### What this task involves
Write each record again exactly as it stands.

### Materials provided
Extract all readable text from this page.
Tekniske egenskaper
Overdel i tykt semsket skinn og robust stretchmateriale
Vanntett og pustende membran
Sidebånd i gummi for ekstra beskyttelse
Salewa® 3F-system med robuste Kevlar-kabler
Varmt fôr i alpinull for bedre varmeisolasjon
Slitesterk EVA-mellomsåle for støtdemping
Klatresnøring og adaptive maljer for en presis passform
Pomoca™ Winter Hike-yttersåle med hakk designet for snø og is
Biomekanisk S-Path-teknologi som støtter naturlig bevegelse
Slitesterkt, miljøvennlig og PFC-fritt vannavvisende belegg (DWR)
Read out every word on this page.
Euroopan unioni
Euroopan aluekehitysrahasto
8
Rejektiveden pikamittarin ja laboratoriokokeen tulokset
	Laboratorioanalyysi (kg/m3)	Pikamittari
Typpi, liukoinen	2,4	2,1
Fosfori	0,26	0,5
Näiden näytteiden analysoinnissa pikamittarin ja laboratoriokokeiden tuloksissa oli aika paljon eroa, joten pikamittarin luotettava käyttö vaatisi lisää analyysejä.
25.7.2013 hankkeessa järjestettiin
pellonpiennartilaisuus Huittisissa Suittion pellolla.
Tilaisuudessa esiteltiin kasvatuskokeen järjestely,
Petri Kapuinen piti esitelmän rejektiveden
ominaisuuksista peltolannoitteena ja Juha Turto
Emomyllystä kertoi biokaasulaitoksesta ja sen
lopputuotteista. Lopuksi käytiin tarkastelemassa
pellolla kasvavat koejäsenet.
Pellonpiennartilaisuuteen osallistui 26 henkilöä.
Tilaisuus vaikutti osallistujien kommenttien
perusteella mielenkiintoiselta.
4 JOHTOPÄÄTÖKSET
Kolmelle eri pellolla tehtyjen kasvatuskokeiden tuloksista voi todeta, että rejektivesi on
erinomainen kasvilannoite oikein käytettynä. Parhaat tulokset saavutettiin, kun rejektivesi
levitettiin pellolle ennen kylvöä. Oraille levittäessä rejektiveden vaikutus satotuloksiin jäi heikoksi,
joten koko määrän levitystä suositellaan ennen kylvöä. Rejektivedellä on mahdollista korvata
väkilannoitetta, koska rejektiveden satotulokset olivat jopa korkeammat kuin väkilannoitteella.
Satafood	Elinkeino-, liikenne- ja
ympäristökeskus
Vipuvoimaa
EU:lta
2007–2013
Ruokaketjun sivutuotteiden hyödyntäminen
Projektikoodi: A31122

### Worked solution
Extract all readable text from this page.
Tekniske egenskaper
Overdel i tykt semsket skinn og robust stretchmateriale
Vanntett og pustende membran
Sidebånd i gummi for ekstra beskyttelse
Salewa® 3F-system med robuste Kevlar-kabler
Varmt fôr i alpinull for bedre varmeisolasjon
Slitesterk EVA-mellomsåle for støtdemping
Klatresnøring og adaptive maljer for en presis passform
Pomoca™ Winter Hike-yttersåle med hakk designet for snø og is
Biomekanisk S-Path-teknologi som støtter naturlig bevegelse
Slitesterkt, miljøvennlig og PFC-fritt vannavvisende belegg (DWR)
Read out every word on this page.
Euroopan unioni
Euroopan aluekehitysrahasto
8
Rejektiveden pikamittarin ja laboratoriokokeen tulokset
	Laboratorioanalyysi (kg/m3)	Pikamittari
Typpi, liukoinen	2,4	2,1
Fosfori	0,26	0,5
Näiden näytteiden analysoinnissa pikamittarin ja laboratoriokokeiden tuloksissa oli aika paljon eroa, joten pikamittarin luotettava käyttö vaatisi lisää analyysejä.
25.7.2013 hankkeessa järjestettiin
pellonpiennartilaisuus Huittisissa Suittion pellolla.
Tilaisuudessa esiteltiin kasvatuskokeen järjestely,
Petri Kapuinen piti esitelmän rejektiveden
ominaisuuksista peltolannoitteena ja Juha Turto
Emomyllystä kertoi biokaasulaitoksesta ja sen
lopputuotteista. Lopuksi käytiin tarkastelemassa
pellolla kasvavat koejäsenet.
Pellonpiennartilaisuuteen osallistui 26 henkilöä.
Tilaisuus vaikutti osallistujien kommenttien
perusteella mielenkiintoiselta.
4 JOHTOPÄÄTÖKSET
Kolmelle eri pellolla tehtyjen kasvatuskokeiden tuloksista voi todeta, että rejektivesi on
erinomainen kasvilannoite oikein käytettynä. Parhaat tulokset saavutettiin, kun rejektivesi
levitettiin pellolle ennen kylvöä. Oraille levittäessä rejektiveden vaikutus satotuloksiin jäi heikoksi,
joten koko määrän levitystä suositellaan ennen kylvöä. Rejektivedellä on mahdollista korvata
väkilannoitetta, koska rejektiveden satotulokset olivat jopa korkeammat kuin väkilannoitteella.
Satafood	Elinkeino-, liikenne- ja
ympäristökeskus
Vipuvoimaa
EU:lta
2007–2013
Ruokaketjun sivutuotteiden hyödyntäminen
Projektikoodi: A31122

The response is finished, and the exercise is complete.